== Data
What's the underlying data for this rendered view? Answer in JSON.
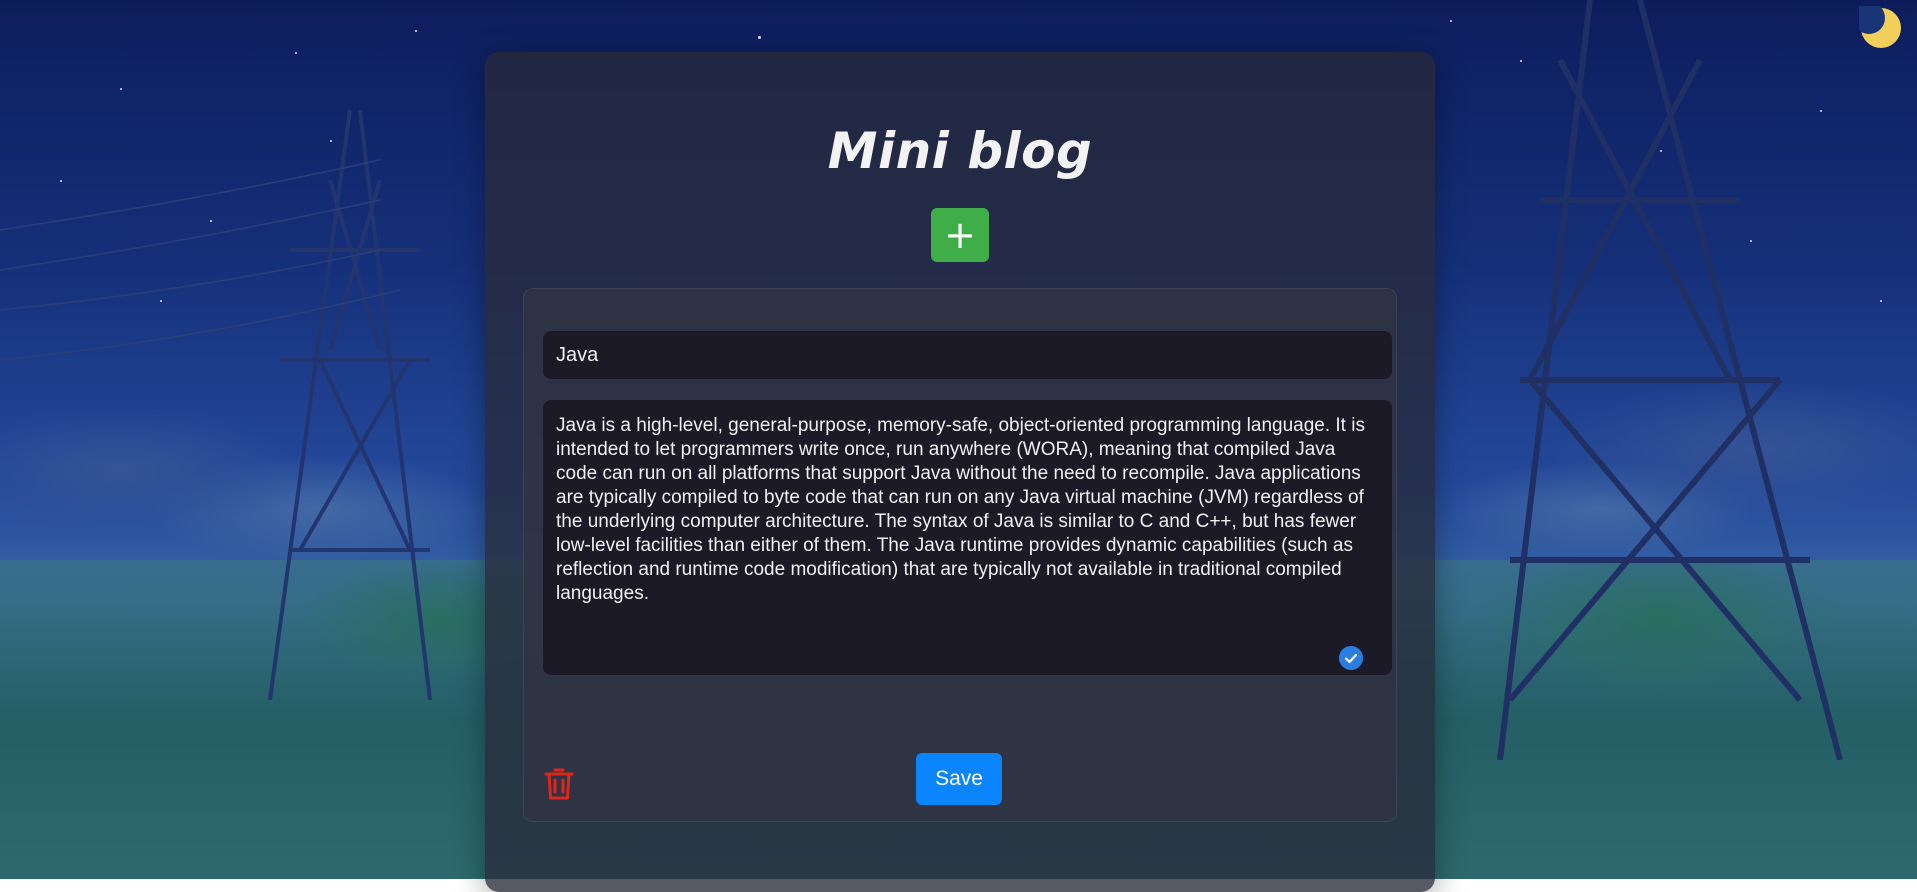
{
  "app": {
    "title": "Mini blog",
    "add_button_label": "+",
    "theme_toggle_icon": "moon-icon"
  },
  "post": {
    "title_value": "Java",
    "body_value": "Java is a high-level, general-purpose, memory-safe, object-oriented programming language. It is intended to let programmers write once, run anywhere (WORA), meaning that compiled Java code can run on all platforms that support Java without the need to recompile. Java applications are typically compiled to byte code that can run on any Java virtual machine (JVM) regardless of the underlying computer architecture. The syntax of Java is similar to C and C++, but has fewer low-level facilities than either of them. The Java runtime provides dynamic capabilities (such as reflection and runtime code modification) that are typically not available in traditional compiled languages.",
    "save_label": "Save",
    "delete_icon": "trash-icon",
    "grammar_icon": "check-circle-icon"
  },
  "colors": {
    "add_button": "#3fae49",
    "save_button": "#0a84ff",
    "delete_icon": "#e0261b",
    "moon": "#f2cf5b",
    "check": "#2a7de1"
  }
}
====
**Task requirements**
Without the pictures, print the whole listing exactly as given.

**Solution for this exercise**
What's the underlying data for this rendered view? Answer in JSON.
{
  "app": {
    "title": "Mini blog",
    "add_button_label": "+",
    "theme_toggle_icon": "moon-icon"
  },
  "post": {
    "title_value": "Java",
    "body_value": "Java is a high-level, general-purpose, memory-safe, object-oriented programming language. It is intended to let programmers write once, run anywhere (WORA), meaning that compiled Java code can run on all platforms that support Java without the need to recompile. Java applications are typically compiled to byte code that can run on any Java virtual machine (JVM) regardless of the underlying computer architecture. The syntax of Java is similar to C and C++, but has fewer low-level facilities than either of them. The Java runtime provides dynamic capabilities (such as reflection and runtime code modification) that are typically not available in traditional compiled languages.",
    "save_label": "Save",
    "delete_icon": "trash-icon",
    "grammar_icon": "check-circle-icon"
  },
  "colors": {
    "add_button": "#3fae49",
    "save_button": "#0a84ff",
    "delete_icon": "#e0261b",
    "moon": "#f2cf5b",
    "check": "#2a7de1"
  }
}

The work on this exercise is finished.